#### [Data records]

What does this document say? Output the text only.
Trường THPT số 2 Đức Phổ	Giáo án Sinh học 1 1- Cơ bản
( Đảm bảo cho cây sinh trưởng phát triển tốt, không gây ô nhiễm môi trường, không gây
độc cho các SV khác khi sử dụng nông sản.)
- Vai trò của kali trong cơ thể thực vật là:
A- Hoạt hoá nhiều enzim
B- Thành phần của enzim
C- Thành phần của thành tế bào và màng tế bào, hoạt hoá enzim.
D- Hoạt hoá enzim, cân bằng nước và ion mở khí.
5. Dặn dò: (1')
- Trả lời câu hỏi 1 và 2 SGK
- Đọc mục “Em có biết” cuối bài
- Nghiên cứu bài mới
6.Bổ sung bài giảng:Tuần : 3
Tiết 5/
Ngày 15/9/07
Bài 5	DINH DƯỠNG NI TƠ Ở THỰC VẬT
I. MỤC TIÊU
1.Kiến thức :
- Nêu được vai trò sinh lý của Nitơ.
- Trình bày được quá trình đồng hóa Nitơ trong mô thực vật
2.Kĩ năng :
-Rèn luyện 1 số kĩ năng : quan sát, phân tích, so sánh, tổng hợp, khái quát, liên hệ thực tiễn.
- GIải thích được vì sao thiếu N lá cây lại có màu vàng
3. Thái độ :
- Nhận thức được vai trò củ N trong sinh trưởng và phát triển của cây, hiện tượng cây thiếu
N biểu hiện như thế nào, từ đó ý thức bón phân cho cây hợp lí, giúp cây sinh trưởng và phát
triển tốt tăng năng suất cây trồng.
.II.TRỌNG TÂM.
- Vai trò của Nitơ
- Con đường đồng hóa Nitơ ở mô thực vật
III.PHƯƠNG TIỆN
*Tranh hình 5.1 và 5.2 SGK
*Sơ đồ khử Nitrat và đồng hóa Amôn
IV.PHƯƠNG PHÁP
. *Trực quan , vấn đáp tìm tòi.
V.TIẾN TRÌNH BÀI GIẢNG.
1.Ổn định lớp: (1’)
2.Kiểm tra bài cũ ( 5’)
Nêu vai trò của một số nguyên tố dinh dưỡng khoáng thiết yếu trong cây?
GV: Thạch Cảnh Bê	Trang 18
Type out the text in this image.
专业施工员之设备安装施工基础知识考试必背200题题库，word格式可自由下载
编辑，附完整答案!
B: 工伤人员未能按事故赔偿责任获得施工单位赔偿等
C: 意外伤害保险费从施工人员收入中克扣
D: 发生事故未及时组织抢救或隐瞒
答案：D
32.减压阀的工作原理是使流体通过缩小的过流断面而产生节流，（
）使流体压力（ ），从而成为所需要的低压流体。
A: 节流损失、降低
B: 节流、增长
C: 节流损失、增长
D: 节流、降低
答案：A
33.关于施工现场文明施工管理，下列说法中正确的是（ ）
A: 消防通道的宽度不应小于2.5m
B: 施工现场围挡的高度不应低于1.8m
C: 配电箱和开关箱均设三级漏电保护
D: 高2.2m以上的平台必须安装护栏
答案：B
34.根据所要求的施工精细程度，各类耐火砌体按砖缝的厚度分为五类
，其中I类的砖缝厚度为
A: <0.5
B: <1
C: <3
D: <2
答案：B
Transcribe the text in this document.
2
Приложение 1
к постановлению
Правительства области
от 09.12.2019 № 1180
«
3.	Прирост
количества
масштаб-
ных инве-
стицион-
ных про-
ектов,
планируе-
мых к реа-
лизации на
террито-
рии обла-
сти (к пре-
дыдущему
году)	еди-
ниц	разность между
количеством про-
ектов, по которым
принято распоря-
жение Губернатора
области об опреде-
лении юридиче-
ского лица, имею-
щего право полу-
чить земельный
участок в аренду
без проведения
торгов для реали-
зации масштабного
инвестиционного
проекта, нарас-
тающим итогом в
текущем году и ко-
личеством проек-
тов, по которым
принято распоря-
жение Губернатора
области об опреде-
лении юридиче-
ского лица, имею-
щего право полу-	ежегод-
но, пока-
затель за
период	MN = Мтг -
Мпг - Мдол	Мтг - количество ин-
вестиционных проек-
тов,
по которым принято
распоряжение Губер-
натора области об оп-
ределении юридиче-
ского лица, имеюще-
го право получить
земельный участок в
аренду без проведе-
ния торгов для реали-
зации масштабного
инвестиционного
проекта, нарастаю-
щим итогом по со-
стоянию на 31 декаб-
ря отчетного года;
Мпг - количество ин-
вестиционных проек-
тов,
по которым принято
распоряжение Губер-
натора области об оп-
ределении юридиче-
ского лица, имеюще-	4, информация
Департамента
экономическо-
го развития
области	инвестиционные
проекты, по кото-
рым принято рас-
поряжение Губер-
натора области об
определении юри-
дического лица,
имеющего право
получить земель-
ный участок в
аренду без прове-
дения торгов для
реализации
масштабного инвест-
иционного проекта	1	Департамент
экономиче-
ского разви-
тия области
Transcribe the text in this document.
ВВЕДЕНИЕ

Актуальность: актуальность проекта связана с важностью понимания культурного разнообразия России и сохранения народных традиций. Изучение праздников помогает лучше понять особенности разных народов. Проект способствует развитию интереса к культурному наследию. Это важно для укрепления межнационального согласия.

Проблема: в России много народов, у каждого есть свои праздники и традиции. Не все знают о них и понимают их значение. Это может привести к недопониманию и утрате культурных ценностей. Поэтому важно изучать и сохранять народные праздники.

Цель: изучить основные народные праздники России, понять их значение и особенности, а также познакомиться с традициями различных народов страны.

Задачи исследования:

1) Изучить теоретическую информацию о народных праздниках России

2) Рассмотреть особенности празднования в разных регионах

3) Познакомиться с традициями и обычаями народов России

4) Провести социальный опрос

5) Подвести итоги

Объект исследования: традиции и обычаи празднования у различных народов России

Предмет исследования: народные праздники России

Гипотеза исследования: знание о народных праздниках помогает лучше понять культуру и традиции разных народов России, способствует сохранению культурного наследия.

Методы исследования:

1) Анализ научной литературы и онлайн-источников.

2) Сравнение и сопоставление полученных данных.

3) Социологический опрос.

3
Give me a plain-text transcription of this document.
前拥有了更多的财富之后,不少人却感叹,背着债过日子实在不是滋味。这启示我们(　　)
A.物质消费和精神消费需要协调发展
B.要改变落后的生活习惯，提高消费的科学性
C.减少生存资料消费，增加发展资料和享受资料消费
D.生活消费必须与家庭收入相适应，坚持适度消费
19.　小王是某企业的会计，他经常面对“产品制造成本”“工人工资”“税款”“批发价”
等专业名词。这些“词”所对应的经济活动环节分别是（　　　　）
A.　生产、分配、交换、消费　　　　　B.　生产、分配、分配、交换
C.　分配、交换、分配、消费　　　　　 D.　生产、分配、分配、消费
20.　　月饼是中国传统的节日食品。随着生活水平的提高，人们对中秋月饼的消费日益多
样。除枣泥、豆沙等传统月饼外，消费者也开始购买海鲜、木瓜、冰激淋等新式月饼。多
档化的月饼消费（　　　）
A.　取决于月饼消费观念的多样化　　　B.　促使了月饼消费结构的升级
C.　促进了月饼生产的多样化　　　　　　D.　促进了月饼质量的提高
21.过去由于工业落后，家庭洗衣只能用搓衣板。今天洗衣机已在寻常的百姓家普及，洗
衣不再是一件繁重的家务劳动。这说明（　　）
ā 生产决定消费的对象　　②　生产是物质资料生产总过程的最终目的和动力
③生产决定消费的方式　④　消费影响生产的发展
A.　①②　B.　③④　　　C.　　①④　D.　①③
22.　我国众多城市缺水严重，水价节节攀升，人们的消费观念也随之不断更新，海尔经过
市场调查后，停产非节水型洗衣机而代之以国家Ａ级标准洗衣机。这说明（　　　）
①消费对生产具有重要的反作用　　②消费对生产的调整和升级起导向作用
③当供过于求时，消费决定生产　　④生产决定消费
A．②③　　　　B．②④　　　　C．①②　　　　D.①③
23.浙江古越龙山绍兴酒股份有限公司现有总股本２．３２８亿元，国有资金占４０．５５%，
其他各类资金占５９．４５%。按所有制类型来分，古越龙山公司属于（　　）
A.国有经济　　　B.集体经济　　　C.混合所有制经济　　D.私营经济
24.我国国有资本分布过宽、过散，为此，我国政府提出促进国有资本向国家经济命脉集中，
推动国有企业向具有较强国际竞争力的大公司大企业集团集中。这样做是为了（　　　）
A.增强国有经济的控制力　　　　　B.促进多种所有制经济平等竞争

#### [Do this]
Return each line that includes "право".

#### [Finished exercise]
щего право полу-
щего право полу-	ежегод-
го право получить
имеющего право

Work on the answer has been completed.